Check each line of the records below and collect those that include the word "JSON".

# # #

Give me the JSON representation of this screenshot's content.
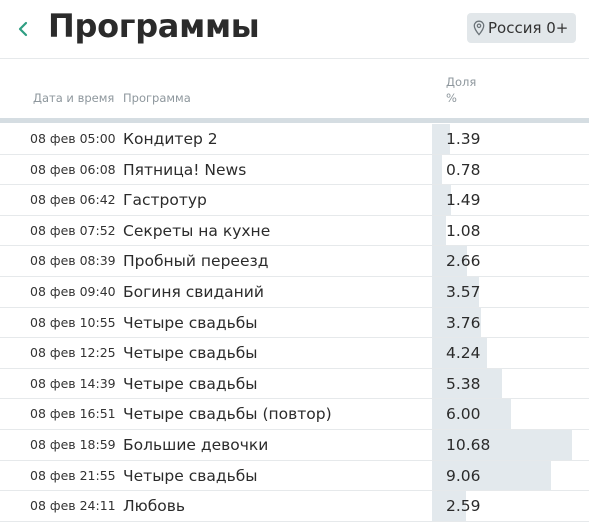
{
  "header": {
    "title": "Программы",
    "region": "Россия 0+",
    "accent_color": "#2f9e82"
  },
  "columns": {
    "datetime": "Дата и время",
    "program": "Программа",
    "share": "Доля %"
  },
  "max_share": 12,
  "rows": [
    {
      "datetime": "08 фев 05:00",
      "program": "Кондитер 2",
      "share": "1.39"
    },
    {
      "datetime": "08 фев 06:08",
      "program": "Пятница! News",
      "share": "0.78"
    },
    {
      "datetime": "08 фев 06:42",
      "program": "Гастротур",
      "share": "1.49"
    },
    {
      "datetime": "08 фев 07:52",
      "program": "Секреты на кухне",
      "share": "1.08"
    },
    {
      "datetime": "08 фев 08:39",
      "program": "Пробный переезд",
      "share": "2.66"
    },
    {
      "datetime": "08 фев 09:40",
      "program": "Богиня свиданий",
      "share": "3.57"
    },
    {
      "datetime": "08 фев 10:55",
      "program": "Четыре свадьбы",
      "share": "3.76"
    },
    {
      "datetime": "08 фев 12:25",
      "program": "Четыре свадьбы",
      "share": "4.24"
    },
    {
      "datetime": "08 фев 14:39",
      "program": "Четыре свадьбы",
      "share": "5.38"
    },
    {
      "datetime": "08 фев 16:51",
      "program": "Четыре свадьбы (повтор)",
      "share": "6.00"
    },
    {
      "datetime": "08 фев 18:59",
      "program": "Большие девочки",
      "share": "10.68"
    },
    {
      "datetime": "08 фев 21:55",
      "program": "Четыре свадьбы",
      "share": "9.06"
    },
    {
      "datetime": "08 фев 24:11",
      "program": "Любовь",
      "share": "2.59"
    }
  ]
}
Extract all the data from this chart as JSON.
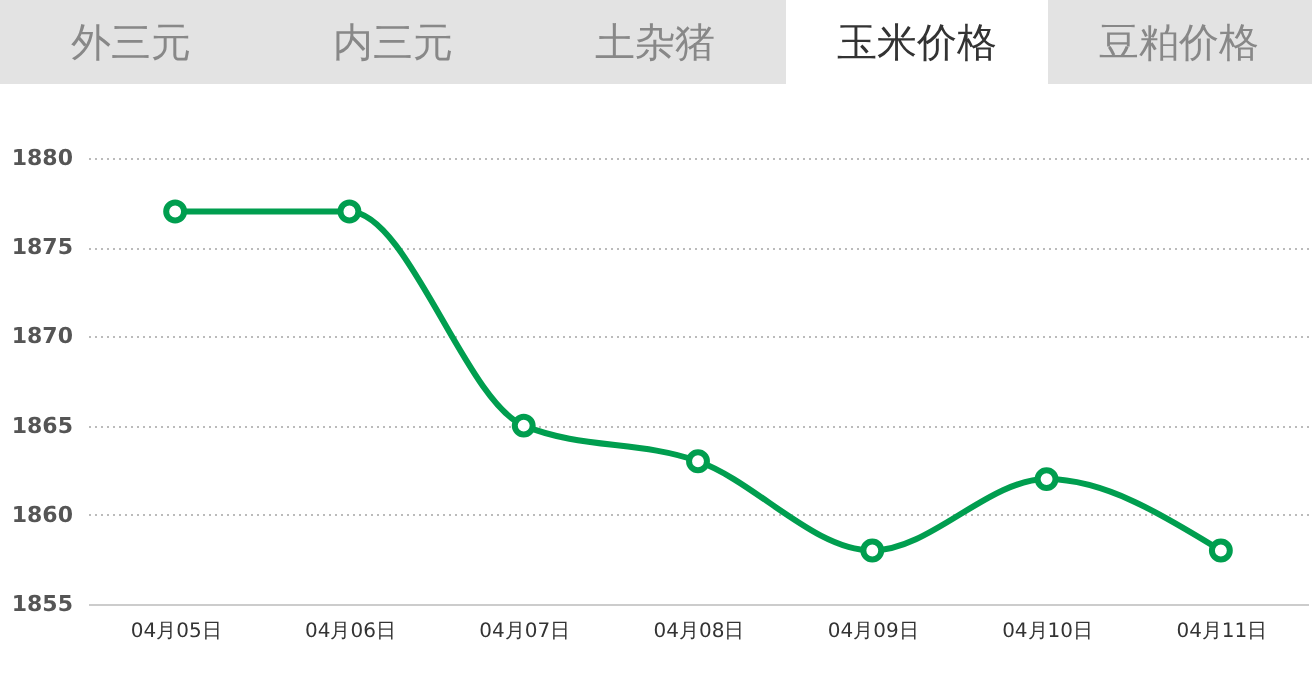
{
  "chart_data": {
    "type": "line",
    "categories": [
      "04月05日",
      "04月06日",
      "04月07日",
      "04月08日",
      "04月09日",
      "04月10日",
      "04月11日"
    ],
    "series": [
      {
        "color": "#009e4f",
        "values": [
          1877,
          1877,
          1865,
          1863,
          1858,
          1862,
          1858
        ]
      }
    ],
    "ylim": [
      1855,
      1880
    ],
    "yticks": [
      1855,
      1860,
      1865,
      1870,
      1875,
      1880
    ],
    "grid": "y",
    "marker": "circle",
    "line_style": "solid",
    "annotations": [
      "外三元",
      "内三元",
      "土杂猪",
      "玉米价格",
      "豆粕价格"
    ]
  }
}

# # #

*FULL ANSWER*:
Give me the JSON representation of this screenshot's content.
Extract all the data from this chart as JSON.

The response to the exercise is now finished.